* **ASSIGNED TASK**: Exactly reproduce the lines from the line containing "Parse this screenshot: output" to the end of the data below, inclusive, and nothing else.

[Dataset items]
BEGIN

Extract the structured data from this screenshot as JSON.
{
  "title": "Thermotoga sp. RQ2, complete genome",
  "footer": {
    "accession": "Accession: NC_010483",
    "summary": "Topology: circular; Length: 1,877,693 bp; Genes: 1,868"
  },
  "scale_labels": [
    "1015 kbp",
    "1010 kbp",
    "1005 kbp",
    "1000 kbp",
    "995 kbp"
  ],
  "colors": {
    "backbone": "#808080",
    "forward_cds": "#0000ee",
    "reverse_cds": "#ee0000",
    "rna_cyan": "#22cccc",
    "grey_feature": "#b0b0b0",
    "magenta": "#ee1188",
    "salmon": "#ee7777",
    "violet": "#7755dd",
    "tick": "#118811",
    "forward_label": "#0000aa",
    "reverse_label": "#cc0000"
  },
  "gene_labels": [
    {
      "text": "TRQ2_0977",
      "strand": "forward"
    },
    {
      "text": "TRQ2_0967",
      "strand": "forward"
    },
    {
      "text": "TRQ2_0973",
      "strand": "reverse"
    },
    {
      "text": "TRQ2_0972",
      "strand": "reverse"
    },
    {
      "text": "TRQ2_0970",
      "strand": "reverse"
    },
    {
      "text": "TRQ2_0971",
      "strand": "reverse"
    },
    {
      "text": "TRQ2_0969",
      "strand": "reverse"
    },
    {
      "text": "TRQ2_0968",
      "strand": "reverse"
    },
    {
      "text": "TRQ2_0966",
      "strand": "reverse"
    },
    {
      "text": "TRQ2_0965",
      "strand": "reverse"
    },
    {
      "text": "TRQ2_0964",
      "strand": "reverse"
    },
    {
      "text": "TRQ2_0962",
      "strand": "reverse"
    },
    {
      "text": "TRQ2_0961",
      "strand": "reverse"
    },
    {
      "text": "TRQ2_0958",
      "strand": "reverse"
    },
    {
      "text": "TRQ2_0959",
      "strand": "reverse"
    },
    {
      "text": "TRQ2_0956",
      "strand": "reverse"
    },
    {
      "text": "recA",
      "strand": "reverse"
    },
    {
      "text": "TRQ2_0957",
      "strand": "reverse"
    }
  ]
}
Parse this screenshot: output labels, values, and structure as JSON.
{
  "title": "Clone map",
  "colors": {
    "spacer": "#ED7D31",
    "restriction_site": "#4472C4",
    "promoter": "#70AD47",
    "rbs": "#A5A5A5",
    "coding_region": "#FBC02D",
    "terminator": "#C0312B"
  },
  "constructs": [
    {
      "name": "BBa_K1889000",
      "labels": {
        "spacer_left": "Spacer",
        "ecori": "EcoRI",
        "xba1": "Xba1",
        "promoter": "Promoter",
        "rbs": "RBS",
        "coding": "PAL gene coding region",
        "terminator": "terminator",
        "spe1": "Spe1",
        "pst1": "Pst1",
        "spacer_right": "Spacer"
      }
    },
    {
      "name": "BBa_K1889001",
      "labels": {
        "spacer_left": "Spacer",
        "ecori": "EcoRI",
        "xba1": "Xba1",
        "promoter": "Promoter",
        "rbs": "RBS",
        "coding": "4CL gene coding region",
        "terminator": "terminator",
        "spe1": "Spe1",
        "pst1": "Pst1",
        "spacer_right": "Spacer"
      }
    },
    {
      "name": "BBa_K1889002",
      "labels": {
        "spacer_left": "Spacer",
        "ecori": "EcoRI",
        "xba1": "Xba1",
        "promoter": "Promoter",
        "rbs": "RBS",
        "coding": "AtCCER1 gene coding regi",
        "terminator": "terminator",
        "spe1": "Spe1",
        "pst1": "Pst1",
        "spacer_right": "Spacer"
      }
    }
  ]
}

END

* **OUTPUT OF THE EXERCISE**:
Parse this screenshot: output labels, values, and structure as JSON.
{
  "title": "Clone map",
  "colors": {
    "spacer": "#ED7D31",
    "restriction_site": "#4472C4",
    "promoter": "#70AD47",
    "rbs": "#A5A5A5",
    "coding_region": "#FBC02D",
    "terminator": "#C0312B"
  },
  "constructs": [
    {
      "name": "BBa_K1889000",
      "labels": {
        "spacer_left": "Spacer",
        "ecori": "EcoRI",
        "xba1": "Xba1",
        "promoter": "Promoter",
        "rbs": "RBS",
        "coding": "PAL gene coding region",
        "terminator": "terminator",
        "spe1": "Spe1",
        "pst1": "Pst1",
        "spacer_right": "Spacer"
      }
    },
    {
      "name": "BBa_K1889001",
      "labels": {
        "spacer_left": "Spacer",
        "ecori": "EcoRI",
        "xba1": "Xba1",
        "promoter": "Promoter",
        "rbs": "RBS",
        "coding": "4CL gene coding region",
        "terminator": "terminator",
        "spe1": "Spe1",
        "pst1": "Pst1",
        "spacer_right": "Spacer"
      }
    },
    {
      "name": "BBa_K1889002",
      "labels": {
        "spacer_left": "Spacer",
        "ecori": "EcoRI",
        "xba1": "Xba1",
        "promoter": "Promoter",
        "rbs": "RBS",
        "coding": "AtCCER1 gene coding regi",
        "terminator": "terminator",
        "spe1": "Spe1",
        "pst1": "Pst1",
        "spacer_right": "Spacer"
      }
    }
  ]
}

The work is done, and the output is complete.